### The tasks
A – Reproduce the passage of the file compatibility text from "Excluding unnecessary variables" to "the smaller files.".
B – Judge each statement against the file compatibility text, answering yes or no and quoting the words that decide it: (i) Users can upload files of up to 50MB. (ii) Compatibility is guaranteed with every combination of tools and file formats. (iii) An SPSS/Quanvert PKD file for each study is accepted in place of files produced by SPSS Data Collection Survey Reporter.

-- Begin Document --

File Compatibility

KnowledgeHound natively supports respondent-by-respondent data in SPSS’s .SAV format.

File Types and Compatible Tools

We guarantee compatibility with SAV+MDD file pairs produced by exporting data from SPSS Data Collection Survey Reporter (What is an SAV? An MDD?).  Not all organizations have data in this format, or the tools to produce it efficiently.  In lieu of the SPSS Data Collection Survey Reporter-produced files, we can accept:

  1. An SAV+MDD file pair produced by another tool

  2. Just the SAV file produced by another tool

  3. An SPSS/Quanvert PKD file for each study

  4. Specially formatted CSV files

  5. Other file formats (on an experimental basis)

We strive for compatibility with a range of files and tools, but cannot guarantee compatibility with each of the hundreds of combinations of tools and file formats.  Some tools don’t gracefully export to competing file formats and some export processes truncate or mangle important data elements.

We would be happy to evaluate your files and, if we can’t import them into KnowledgeHound, recommend a process you can use to create compatible files or discuss additional data curation services.

File Size

We support user uploads of files up to 50MB (up to 100MB on an experimental basis).  If your data files are larger than 100MB, you can break them into several smaller files or exclude unnecessary variables.

Excluding unnecessary variables

You don’t need to upload data your users won’t see.  For example, you might have collected “system variables” that are not of interest to analysts.  Since this data will be unavailable to users, you can eliminate it from your files before upload to shrink file size.  To do so, simply export only the desired variables from your current file.

Breaking Files into Several Smaller Files

If all data in a file is important and files are still too large, we recommend breaking a file into smaller files by exporting subsets of variables into each of the smaller files.

-- End Document --
-- Begin Data supplied --

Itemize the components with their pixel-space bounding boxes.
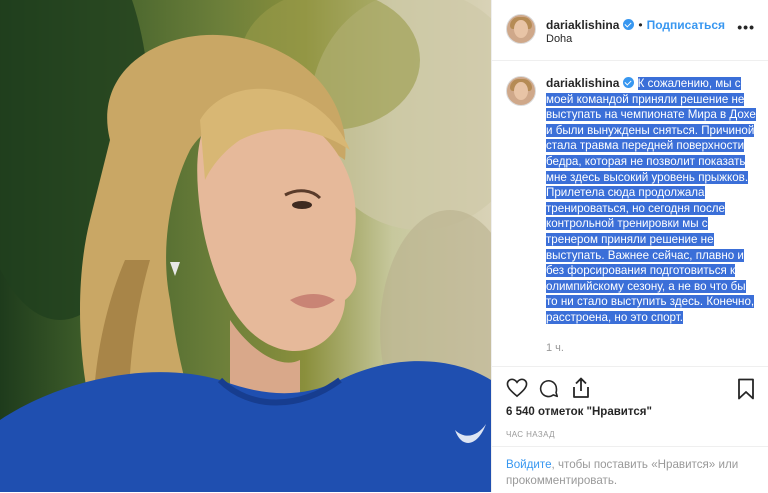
- caption-username[interactable]: dariaklishina: [546, 76, 619, 90]
- action-bar: [492, 366, 768, 437]
- posted-time[interactable]: ЧАС НАЗАД: [506, 430, 555, 439]
- bookmark-icon[interactable]: [737, 378, 755, 400]
- author-avatar[interactable]: [506, 14, 536, 44]
- post-header: dariaklishina • Подписаться Doha •••: [492, 0, 768, 61]
- caption-avatar[interactable]: [506, 76, 536, 106]
- verified-badge-icon: [623, 19, 635, 30]
- author-username[interactable]: dariaklishina: [546, 18, 619, 32]
- caption-time[interactable]: 1 ч.: [546, 342, 564, 354]
- instagram-post: dariaklishina • Подписаться Doha ••• daria…: [0, 0, 768, 492]
- heart-icon[interactable]: [506, 378, 528, 398]
- comment-box: Войдите, чтобы поставить «Нравится» или …: [492, 446, 768, 493]
- login-link[interactable]: Войдите: [506, 458, 552, 471]
- follow-button[interactable]: Подписаться: [647, 18, 725, 32]
- athlete-portrait-image: [0, 0, 491, 492]
- post-caption: dariaklishina К сожалению, мы с моей ком…: [546, 76, 756, 326]
- share-icon[interactable]: [571, 377, 591, 399]
- comment-bubble-icon[interactable]: [538, 378, 559, 399]
- post-photo[interactable]: [0, 0, 491, 492]
- more-options-icon[interactable]: •••: [737, 19, 755, 35]
- comment-prompt: Войдите, чтобы поставить «Нравится» или …: [506, 457, 756, 489]
- post-side-panel: dariaklishina • Подписаться Doha ••• daria…: [491, 0, 768, 492]
- post-location[interactable]: Doha: [546, 33, 572, 45]
- caption-text: К сожалению, мы с моей командой приняли …: [546, 77, 756, 324]
- separator-dot: •: [638, 18, 643, 32]
- verified-badge-icon: [623, 77, 635, 88]
- likes-count[interactable]: 6 540 отметок "Нравится": [506, 406, 652, 418]
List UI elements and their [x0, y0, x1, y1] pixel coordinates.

-- End Data supplied --

### Solutions by task
A –
Excluding unnecessary variables

You don’t need to upload data your users won’t see.  For example, you might have collected “system variables” that are not of interest to analysts.  Since this data will be unavailable to users, you can eliminate it from your files before upload to shrink file size.  To do so, simply export only the desired variables from your current file.

Breaking Files into Several Smaller Files

If all data in a file is important and files are still too large, we recommend breaking a file into smaller files by exporting subsets of variables into each of the smaller files.

B –
(i) Yes: "We support user uploads of files up to 50MB"
(ii) No: "cannot guarantee compatibility with each of the hundreds of combinations of tools and file formats"
(iii) Yes: "In lieu of the SPSS Data Collection Survey Reporter-produced files, we can accept:" and "An SPSS/Quanvert PKD file for each study"